■ **What you will do**
For the material that follows, list every line containing the word "JSON".

■ **Information supplied**
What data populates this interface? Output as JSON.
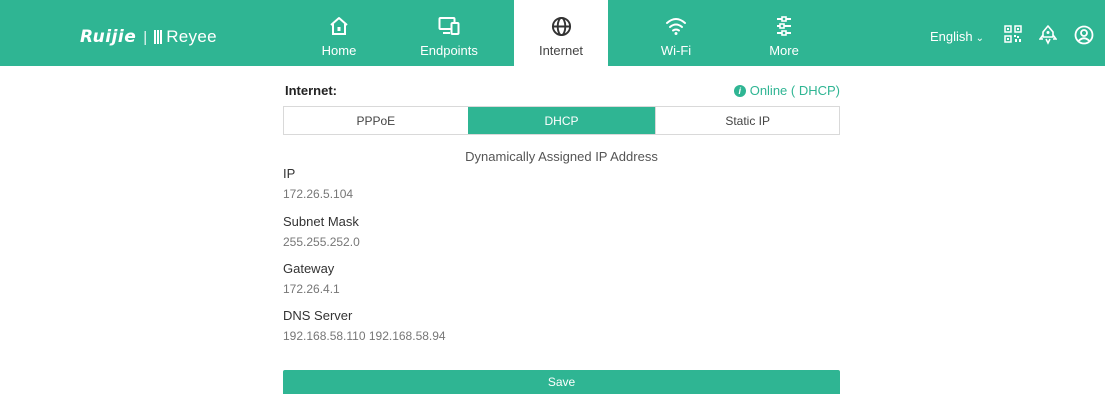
{
  "brand": {
    "name_primary": "Ruijie",
    "separator": "|",
    "name_secondary": "Reyee"
  },
  "nav": {
    "items": [
      {
        "label": "Home",
        "icon": "home-icon",
        "active": false
      },
      {
        "label": "Endpoints",
        "icon": "devices-icon",
        "active": false
      },
      {
        "label": "Internet",
        "icon": "globe-icon",
        "active": true
      },
      {
        "label": "Wi-Fi",
        "icon": "wifi-icon",
        "active": false
      },
      {
        "label": "More",
        "icon": "sliders-icon",
        "active": false
      }
    ]
  },
  "header_tools": {
    "language": "English",
    "qr_icon": "qr-code-icon",
    "rocket_icon": "rocket-icon",
    "account_icon": "user-icon"
  },
  "internet": {
    "section_label": "Internet:",
    "status_text": "Online ( DHCP)",
    "tabs": [
      "PPPoE",
      "DHCP",
      "Static IP"
    ],
    "selected_tab": "DHCP",
    "description": "Dynamically Assigned IP Address",
    "fields": [
      {
        "label": "IP",
        "value": "172.26.5.104"
      },
      {
        "label": "Subnet Mask",
        "value": "255.255.252.0"
      },
      {
        "label": "Gateway",
        "value": "172.26.4.1"
      },
      {
        "label": "DNS Server",
        "value": "192.168.58.110 192.168.58.94"
      }
    ],
    "save_label": "Save"
  },
  "colors": {
    "accent": "#2fb593",
    "text": "#333333",
    "muted": "#777777",
    "border": "#d9d9d9"
  }
}
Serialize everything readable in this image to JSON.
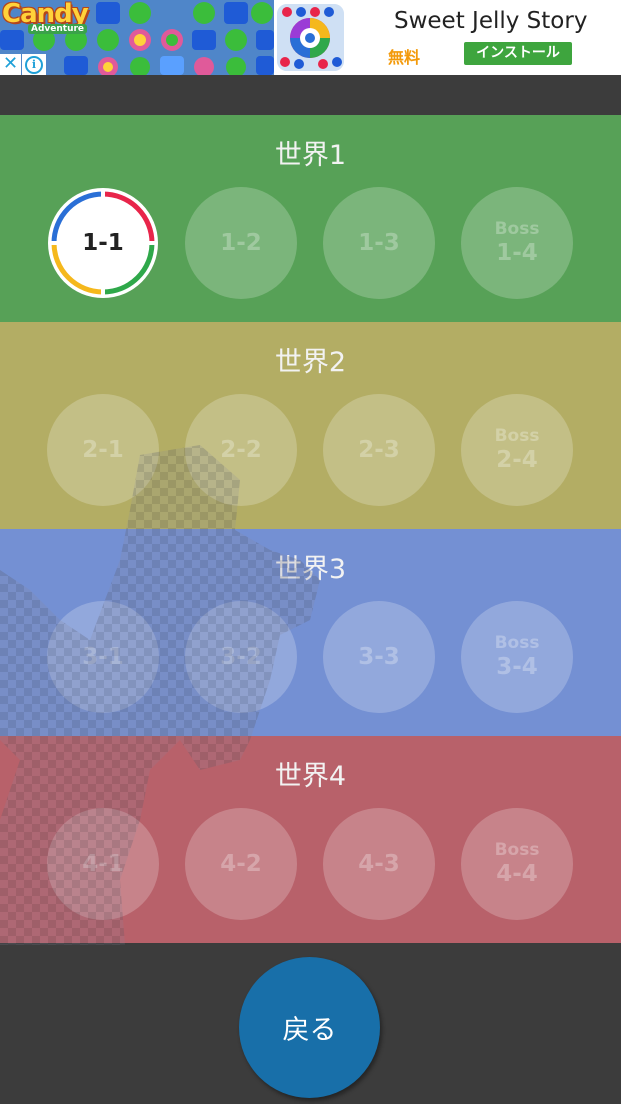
{
  "ad": {
    "logo_text": "Candy",
    "logo_sub": "Adventure",
    "close_glyph": "✕",
    "info_glyph": "i",
    "title": "Sweet Jelly Story",
    "price": "無料",
    "install_label": "インストール"
  },
  "worlds": [
    {
      "title": "世界1",
      "color": "#57a157",
      "stages": [
        {
          "label": "1-1",
          "boss": "",
          "unlocked": true
        },
        {
          "label": "1-2",
          "boss": "",
          "unlocked": false
        },
        {
          "label": "1-3",
          "boss": "",
          "unlocked": false
        },
        {
          "label": "1-4",
          "boss": "Boss",
          "unlocked": false
        }
      ]
    },
    {
      "title": "世界2",
      "color": "#b3ad64",
      "stages": [
        {
          "label": "2-1",
          "boss": "",
          "unlocked": false
        },
        {
          "label": "2-2",
          "boss": "",
          "unlocked": false
        },
        {
          "label": "2-3",
          "boss": "",
          "unlocked": false
        },
        {
          "label": "2-4",
          "boss": "Boss",
          "unlocked": false
        }
      ]
    },
    {
      "title": "世界3",
      "color": "#7490d3",
      "stages": [
        {
          "label": "3-1",
          "boss": "",
          "unlocked": false
        },
        {
          "label": "3-2",
          "boss": "",
          "unlocked": false
        },
        {
          "label": "3-3",
          "boss": "",
          "unlocked": false
        },
        {
          "label": "3-4",
          "boss": "Boss",
          "unlocked": false
        }
      ]
    },
    {
      "title": "世界4",
      "color": "#b8616a",
      "stages": [
        {
          "label": "4-1",
          "boss": "",
          "unlocked": false
        },
        {
          "label": "4-2",
          "boss": "",
          "unlocked": false
        },
        {
          "label": "4-3",
          "boss": "",
          "unlocked": false
        },
        {
          "label": "4-4",
          "boss": "Boss",
          "unlocked": false
        }
      ]
    }
  ],
  "back_button": {
    "label": "戻る",
    "color": "#186fa9"
  },
  "active_ring_colors": [
    "#e8254a",
    "#2a6fd6",
    "#2fa84a",
    "#f5b81c"
  ]
}
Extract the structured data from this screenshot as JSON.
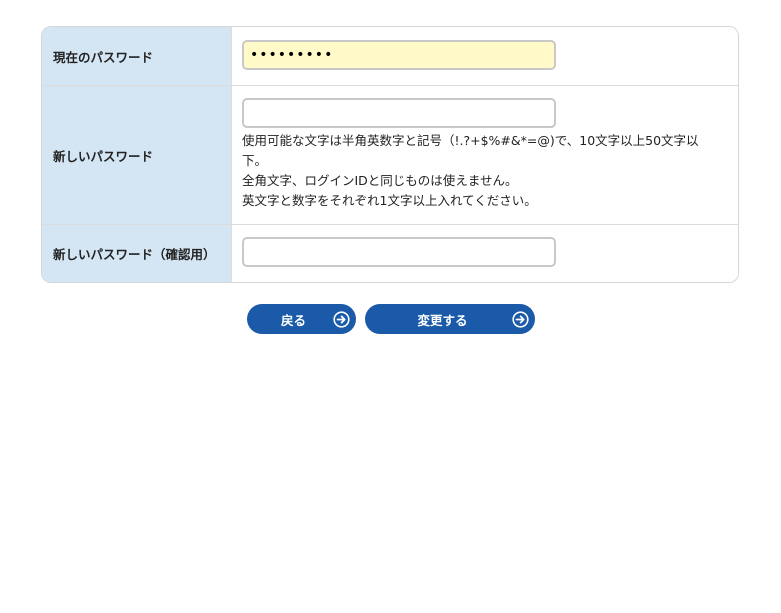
{
  "form": {
    "current_password": {
      "label": "現在のパスワード",
      "value": "123456789"
    },
    "new_password": {
      "label": "新しいパスワード",
      "value": "",
      "help_lines": [
        "使用可能な文字は半角英数字と記号（!.?+$%#&*=@)で、10文字以上50文字以",
        "下。",
        "全角文字、ログインIDと同じものは使えません。",
        "英文字と数字をそれぞれ1文字以上入れてください。"
      ]
    },
    "confirm_password": {
      "label": "新しいパスワード（確認用）",
      "value": ""
    }
  },
  "buttons": {
    "back_label": "戻る",
    "change_label": "変更する"
  },
  "icons": {
    "button_icon": "arrow-circle-right-icon"
  },
  "colors": {
    "label_background": "#d4e6f4",
    "button_background": "#1a5aa8",
    "filled_input_background": "#fffac8"
  }
}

■ **Finished task**
What data populates this interface? Output as JSON.
Serialize everything readable in this image to JSON.
Extract the structured data from this screenshot as JSON.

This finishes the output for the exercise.